**Exercise brief**:
Leave out the pictures and transcribe everything else exactly.

**Items from a data source**:
◆ ◆ ◆

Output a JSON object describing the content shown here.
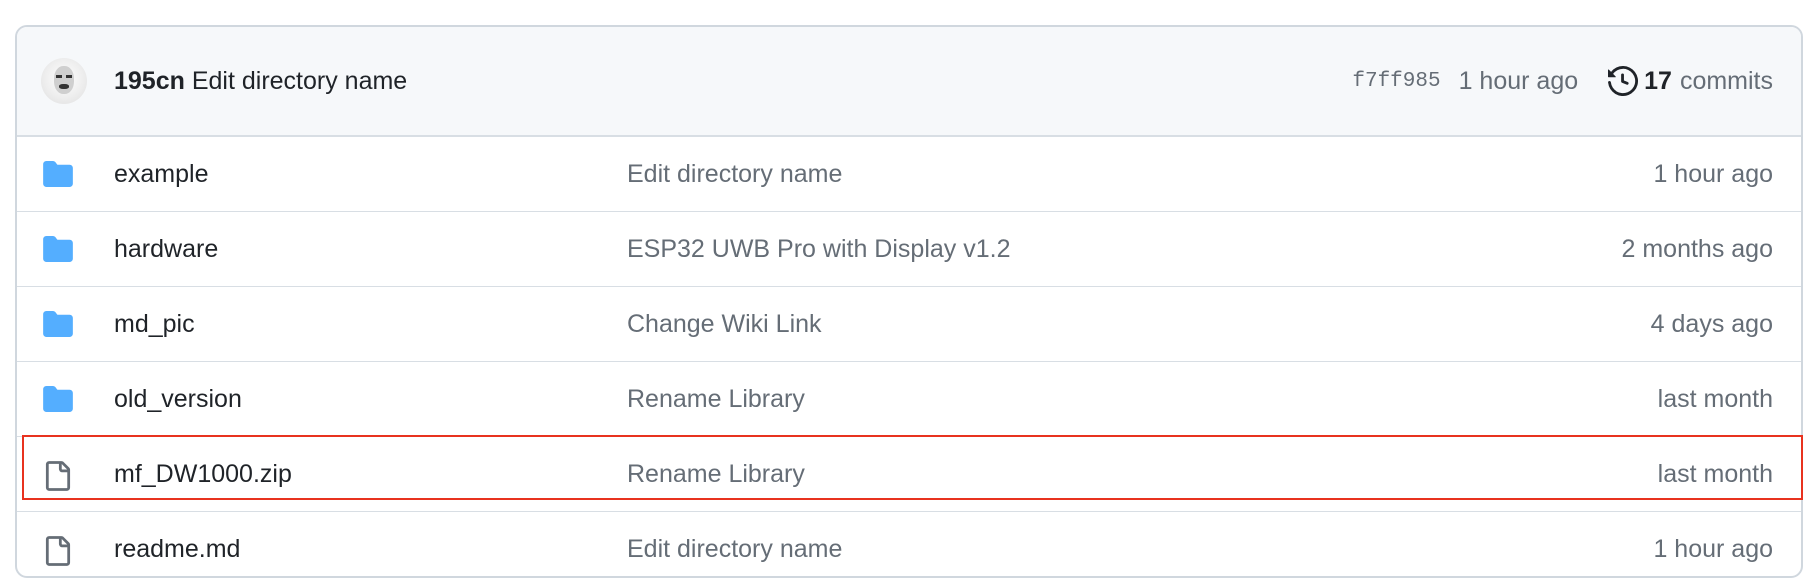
{
  "latest_commit": {
    "author": "195cn",
    "message": "Edit directory name",
    "sha": "f7ff985",
    "time": "1 hour ago",
    "commit_count": "17",
    "commits_label": "commits"
  },
  "files": [
    {
      "type": "folder",
      "name": "example",
      "message": "Edit directory name",
      "date": "1 hour ago"
    },
    {
      "type": "folder",
      "name": "hardware",
      "message": "ESP32 UWB Pro with Display v1.2",
      "date": "2 months ago"
    },
    {
      "type": "folder",
      "name": "md_pic",
      "message": "Change Wiki Link",
      "date": "4 days ago"
    },
    {
      "type": "folder",
      "name": "old_version",
      "message": "Rename Library",
      "date": "last month"
    },
    {
      "type": "file",
      "name": "mf_DW1000.zip",
      "message": "Rename Library",
      "date": "last month",
      "highlighted": true
    },
    {
      "type": "file",
      "name": "readme.md",
      "message": "Edit directory name",
      "date": "1 hour ago"
    }
  ],
  "colors": {
    "folder": "#54aeff",
    "highlight": "#e8321f",
    "muted": "#656d76"
  }
}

◆ ◆ ◆

**Answer below**:
Output a JSON object describing the content shown here.
{
  "latest_commit": {
    "author": "195cn",
    "message": "Edit directory name",
    "sha": "f7ff985",
    "time": "1 hour ago",
    "commit_count": "17",
    "commits_label": "commits"
  },
  "files": [
    {
      "type": "folder",
      "name": "example",
      "message": "Edit directory name",
      "date": "1 hour ago"
    },
    {
      "type": "folder",
      "name": "hardware",
      "message": "ESP32 UWB Pro with Display v1.2",
      "date": "2 months ago"
    },
    {
      "type": "folder",
      "name": "md_pic",
      "message": "Change Wiki Link",
      "date": "4 days ago"
    },
    {
      "type": "folder",
      "name": "old_version",
      "message": "Rename Library",
      "date": "last month"
    },
    {
      "type": "file",
      "name": "mf_DW1000.zip",
      "message": "Rename Library",
      "date": "last month",
      "highlighted": true
    },
    {
      "type": "file",
      "name": "readme.md",
      "message": "Edit directory name",
      "date": "1 hour ago"
    }
  ],
  "colors": {
    "folder": "#54aeff",
    "highlight": "#e8321f",
    "muted": "#656d76"
  }
}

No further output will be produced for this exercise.